## To be done:
Transcribe the whole listing without a single picture.

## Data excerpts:
^^^^^^^^^^^^^^^^

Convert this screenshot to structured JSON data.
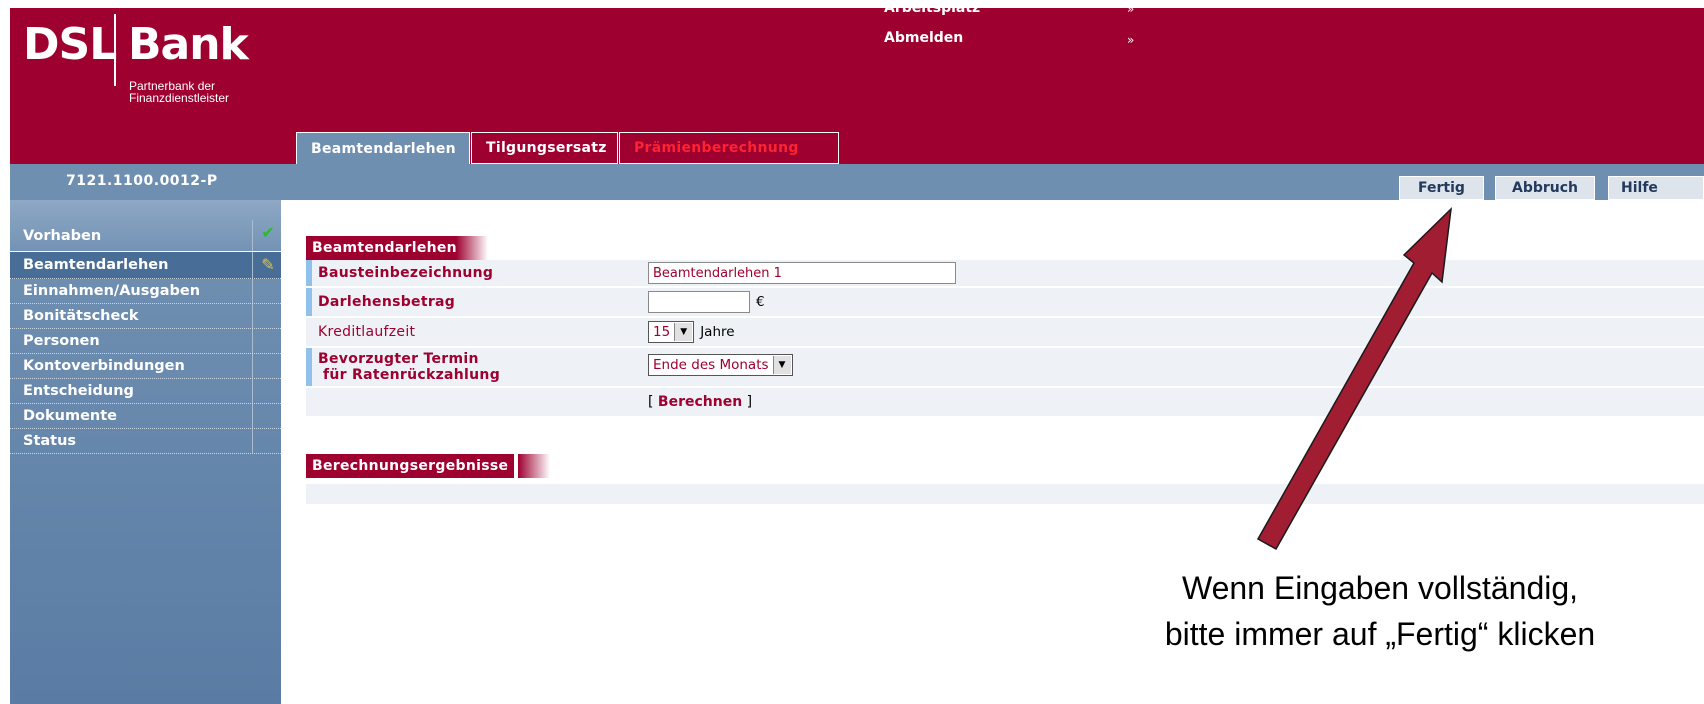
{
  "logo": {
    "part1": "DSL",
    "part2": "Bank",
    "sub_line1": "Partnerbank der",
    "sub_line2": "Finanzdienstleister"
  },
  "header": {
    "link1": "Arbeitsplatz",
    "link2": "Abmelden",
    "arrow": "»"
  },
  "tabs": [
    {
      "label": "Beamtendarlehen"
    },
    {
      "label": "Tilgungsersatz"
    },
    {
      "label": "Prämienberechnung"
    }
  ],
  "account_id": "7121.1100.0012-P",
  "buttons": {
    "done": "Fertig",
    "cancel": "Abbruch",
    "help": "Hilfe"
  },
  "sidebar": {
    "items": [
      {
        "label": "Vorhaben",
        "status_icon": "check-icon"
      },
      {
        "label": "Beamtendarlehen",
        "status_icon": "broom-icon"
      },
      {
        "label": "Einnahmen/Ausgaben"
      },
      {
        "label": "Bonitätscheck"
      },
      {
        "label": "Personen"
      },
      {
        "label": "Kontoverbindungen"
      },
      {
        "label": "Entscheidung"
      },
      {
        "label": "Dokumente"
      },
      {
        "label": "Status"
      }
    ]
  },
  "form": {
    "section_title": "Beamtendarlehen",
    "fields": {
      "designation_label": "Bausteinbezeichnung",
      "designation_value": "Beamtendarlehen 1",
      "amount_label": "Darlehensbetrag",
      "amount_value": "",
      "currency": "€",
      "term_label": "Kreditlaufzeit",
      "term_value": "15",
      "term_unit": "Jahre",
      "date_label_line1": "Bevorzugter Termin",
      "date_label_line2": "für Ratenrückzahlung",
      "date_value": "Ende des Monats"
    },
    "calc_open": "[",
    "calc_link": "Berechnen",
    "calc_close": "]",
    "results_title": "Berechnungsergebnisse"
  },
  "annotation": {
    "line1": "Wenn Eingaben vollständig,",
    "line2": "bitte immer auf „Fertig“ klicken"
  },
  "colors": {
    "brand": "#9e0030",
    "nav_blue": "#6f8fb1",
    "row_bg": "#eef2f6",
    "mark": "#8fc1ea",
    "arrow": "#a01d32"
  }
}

^^^^^^^^^^^^^^^^

## Exercise output:
Convert this screenshot to structured JSON data.
{
  "logo": {
    "part1": "DSL",
    "part2": "Bank",
    "sub_line1": "Partnerbank der",
    "sub_line2": "Finanzdienstleister"
  },
  "header": {
    "link1": "Arbeitsplatz",
    "link2": "Abmelden",
    "arrow": "»"
  },
  "tabs": [
    {
      "label": "Beamtendarlehen"
    },
    {
      "label": "Tilgungsersatz"
    },
    {
      "label": "Prämienberechnung"
    }
  ],
  "account_id": "7121.1100.0012-P",
  "buttons": {
    "done": "Fertig",
    "cancel": "Abbruch",
    "help": "Hilfe"
  },
  "sidebar": {
    "items": [
      {
        "label": "Vorhaben",
        "status_icon": "check-icon"
      },
      {
        "label": "Beamtendarlehen",
        "status_icon": "broom-icon"
      },
      {
        "label": "Einnahmen/Ausgaben"
      },
      {
        "label": "Bonitätscheck"
      },
      {
        "label": "Personen"
      },
      {
        "label": "Kontoverbindungen"
      },
      {
        "label": "Entscheidung"
      },
      {
        "label": "Dokumente"
      },
      {
        "label": "Status"
      }
    ]
  },
  "form": {
    "section_title": "Beamtendarlehen",
    "fields": {
      "designation_label": "Bausteinbezeichnung",
      "designation_value": "Beamtendarlehen 1",
      "amount_label": "Darlehensbetrag",
      "amount_value": "",
      "currency": "€",
      "term_label": "Kreditlaufzeit",
      "term_value": "15",
      "term_unit": "Jahre",
      "date_label_line1": "Bevorzugter Termin",
      "date_label_line2": "für Ratenrückzahlung",
      "date_value": "Ende des Monats"
    },
    "calc_open": "[",
    "calc_link": "Berechnen",
    "calc_close": "]",
    "results_title": "Berechnungsergebnisse"
  },
  "annotation": {
    "line1": "Wenn Eingaben vollständig,",
    "line2": "bitte immer auf „Fertig“ klicken"
  },
  "colors": {
    "brand": "#9e0030",
    "nav_blue": "#6f8fb1",
    "row_bg": "#eef2f6",
    "mark": "#8fc1ea",
    "arrow": "#a01d32"
  }
}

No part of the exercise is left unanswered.